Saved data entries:

>>>

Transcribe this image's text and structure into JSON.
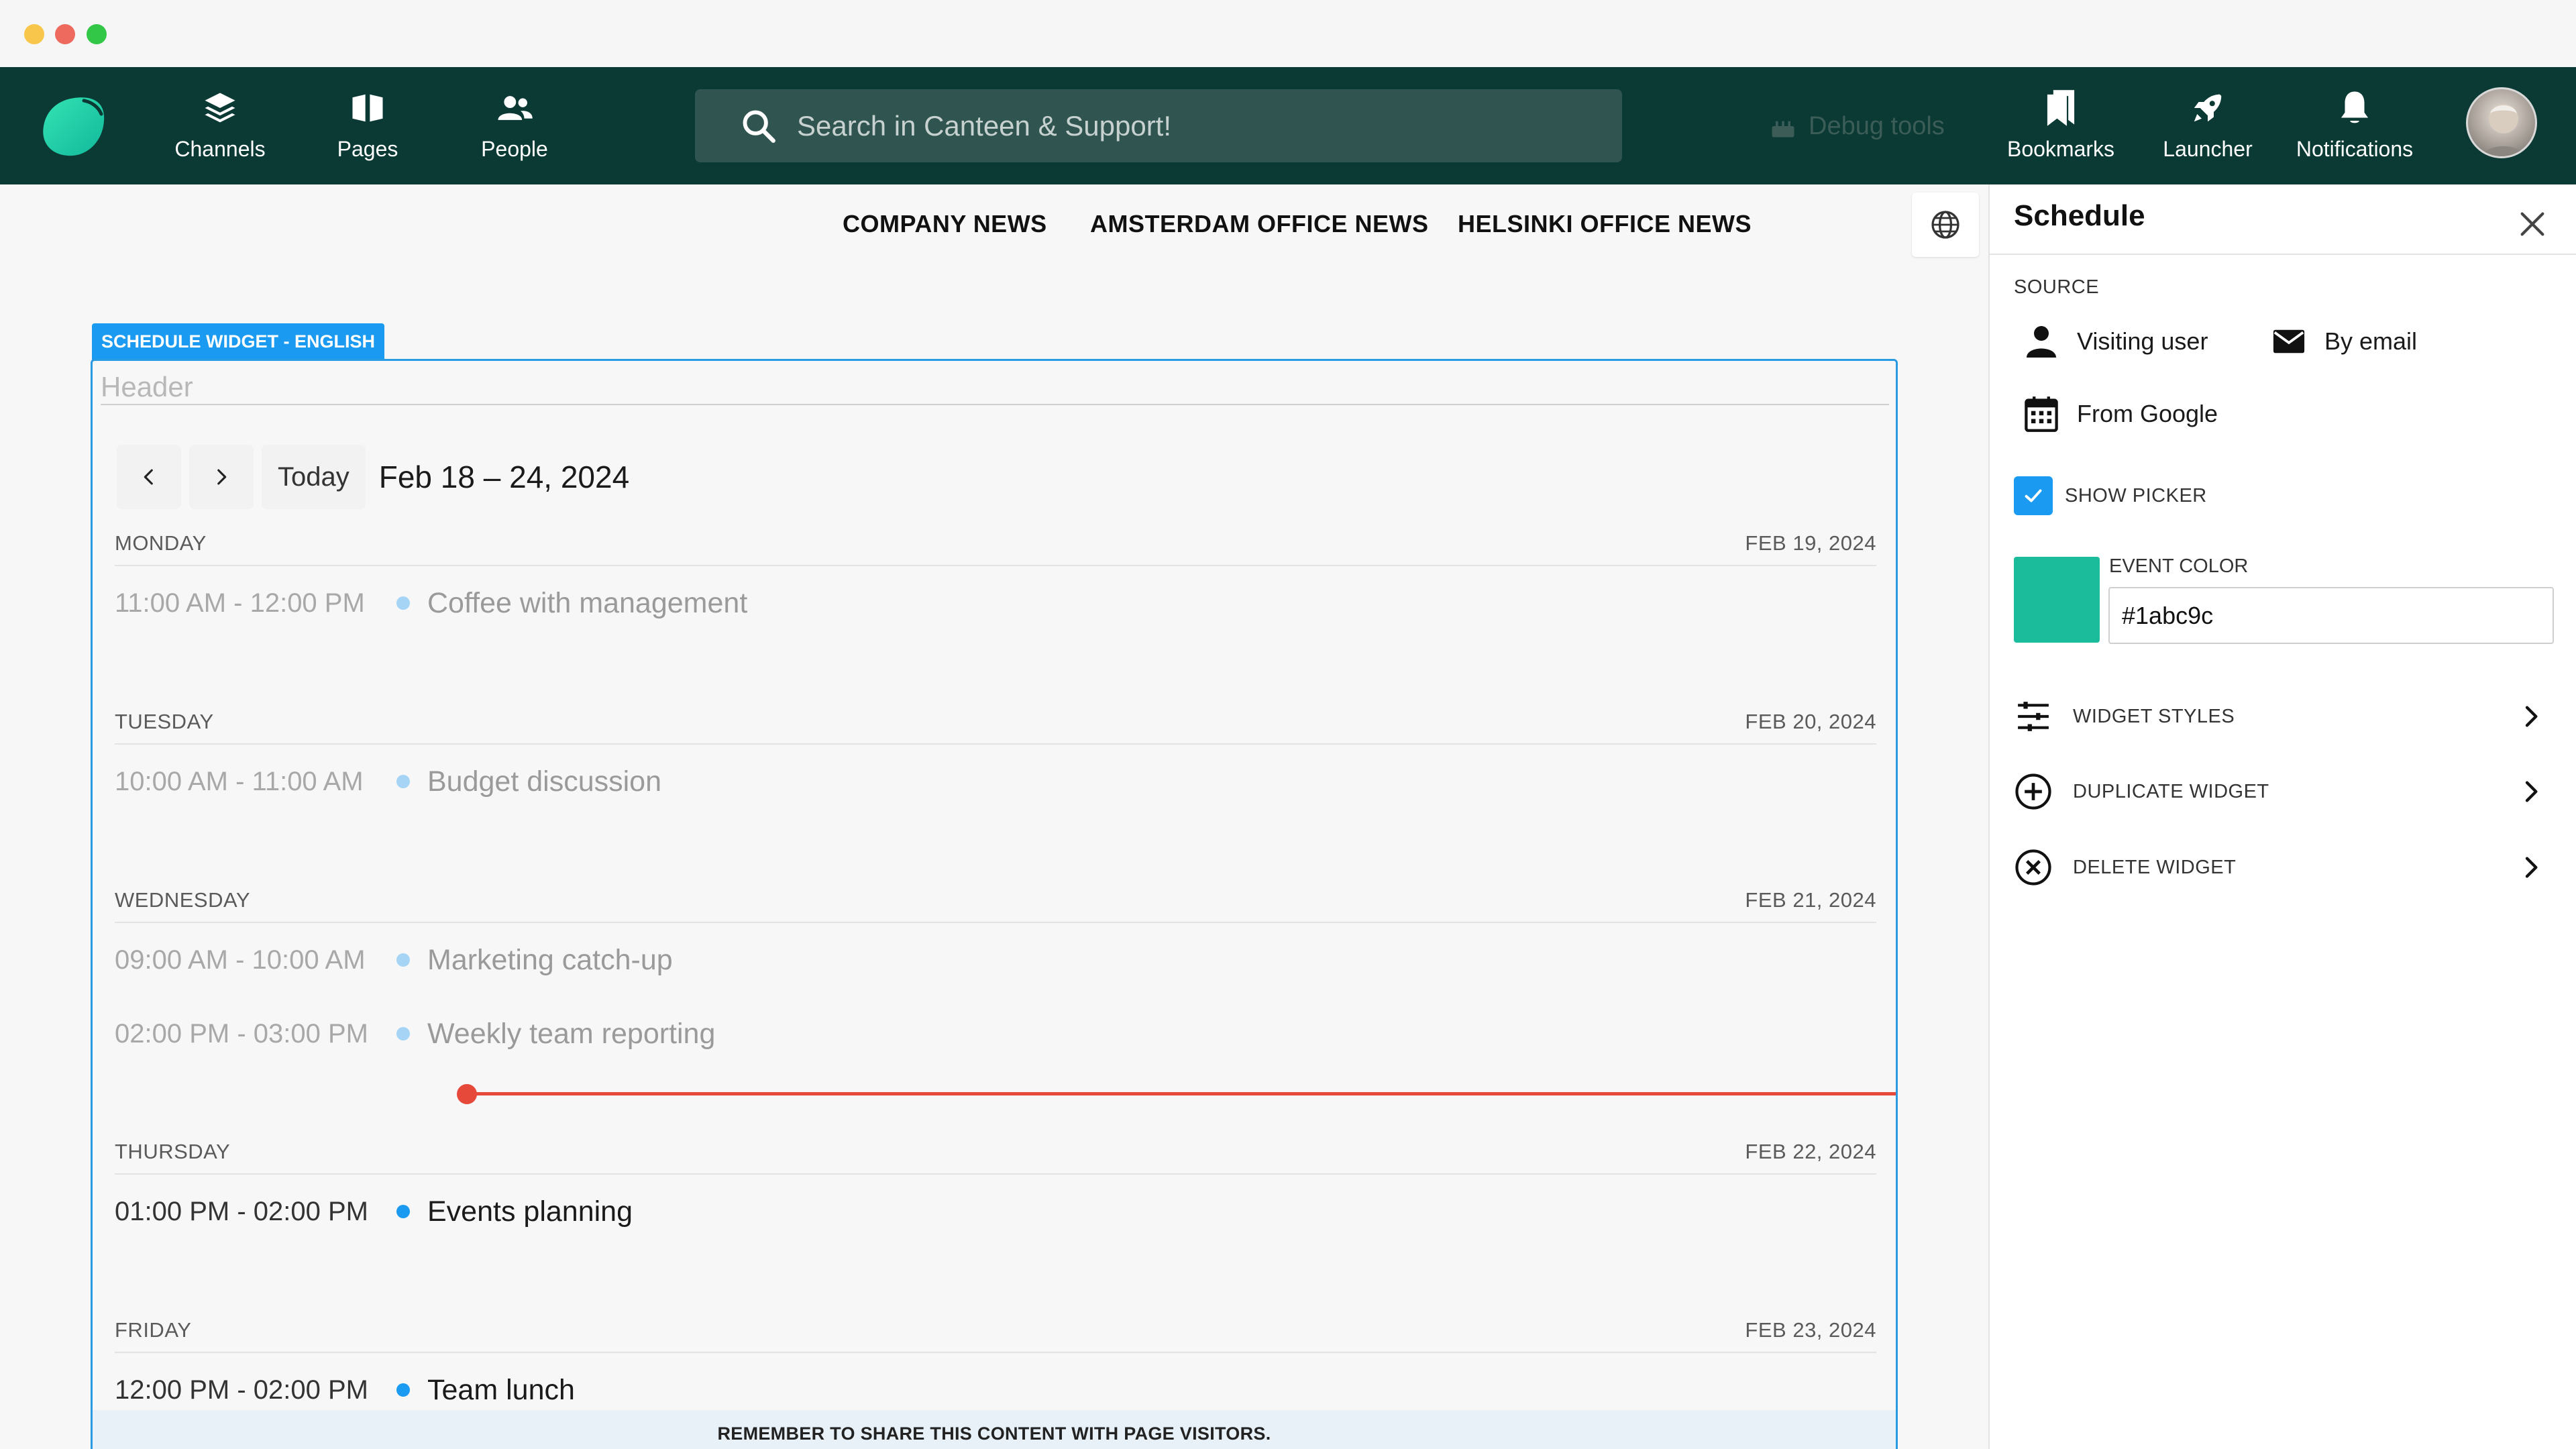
{
  "window": {
    "controls": [
      "minimize",
      "close",
      "maximize"
    ]
  },
  "nav": {
    "items": [
      {
        "label": "Channels",
        "icon": "layers-icon"
      },
      {
        "label": "Pages",
        "icon": "book-icon"
      },
      {
        "label": "People",
        "icon": "people-icon"
      }
    ],
    "search_placeholder": "Search in Canteen & Support!",
    "debug_label": "Debug tools",
    "right_items": [
      {
        "label": "Bookmarks",
        "icon": "bookmark-icon"
      },
      {
        "label": "Launcher",
        "icon": "rocket-icon"
      },
      {
        "label": "Notifications",
        "icon": "bell-icon"
      }
    ]
  },
  "tabs": [
    "COMPANY NEWS",
    "AMSTERDAM OFFICE NEWS",
    "HELSINKI OFFICE NEWS"
  ],
  "widget": {
    "tag": "SCHEDULE WIDGET - ENGLISH",
    "header_placeholder": "Header",
    "today_label": "Today",
    "range": "Feb 18 – 24, 2024",
    "days": [
      {
        "name": "MONDAY",
        "date": "FEB 19, 2024",
        "events": [
          {
            "time": "11:00 AM - 12:00 PM",
            "title": "Coffee with management",
            "past": true
          }
        ]
      },
      {
        "name": "TUESDAY",
        "date": "FEB 20, 2024",
        "events": [
          {
            "time": "10:00 AM - 11:00 AM",
            "title": "Budget discussion",
            "past": true
          }
        ]
      },
      {
        "name": "WEDNESDAY",
        "date": "FEB 21, 2024",
        "events": [
          {
            "time": "09:00 AM - 10:00 AM",
            "title": "Marketing catch-up",
            "past": true
          },
          {
            "time": "02:00 PM - 03:00 PM",
            "title": "Weekly team reporting",
            "past": true
          }
        ]
      },
      {
        "name": "THURSDAY",
        "date": "FEB 22, 2024",
        "events": [
          {
            "time": "01:00 PM - 02:00 PM",
            "title": "Events planning",
            "past": false
          }
        ]
      },
      {
        "name": "FRIDAY",
        "date": "FEB 23, 2024",
        "events": [
          {
            "time": "12:00 PM - 02:00 PM",
            "title": "Team lunch",
            "past": false
          }
        ]
      }
    ],
    "share_banner": "REMEMBER TO SHARE THIS CONTENT WITH PAGE VISITORS."
  },
  "panel": {
    "title": "Schedule",
    "source_label": "SOURCE",
    "sources": [
      "Visiting user",
      "By email",
      "From Google"
    ],
    "show_picker_label": "SHOW PICKER",
    "show_picker_checked": true,
    "event_color_label": "EVENT COLOR",
    "event_color_value": "#1abc9c",
    "actions": [
      "WIDGET STYLES",
      "DUPLICATE WIDGET",
      "DELETE WIDGET"
    ]
  },
  "colors": {
    "nav_bg": "#0b3a34",
    "accent": "#1a9af0",
    "brand": "#1abc9c",
    "now_line": "#e6483a"
  }
}
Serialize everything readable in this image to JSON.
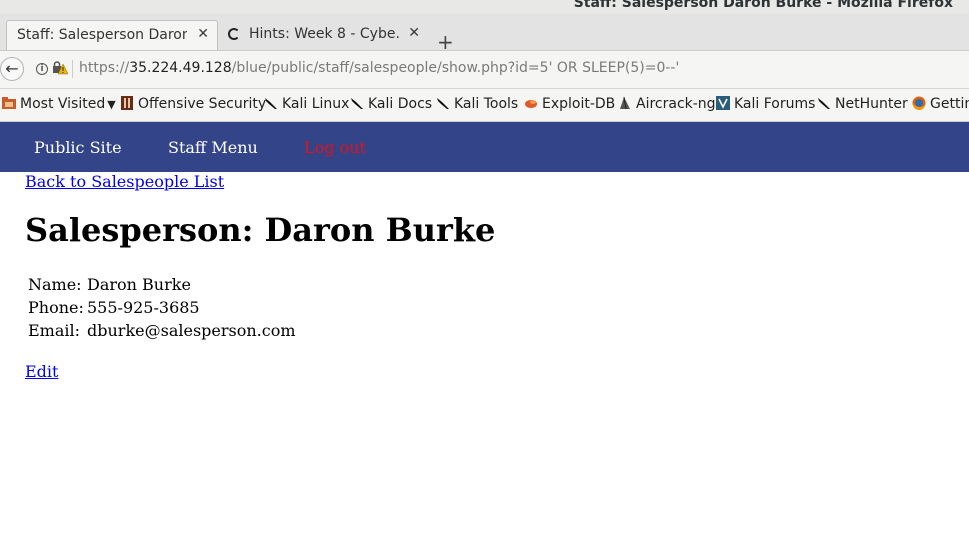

<<<

● Instruction
Return the lines of the records that include the string "name".

● Response to the task
        "name": "MONDAY",
        "name": "TUESDAY",
        "name": "WEDNESDAY",
        "name": "THURSDAY",
        "name": "FRIDAY",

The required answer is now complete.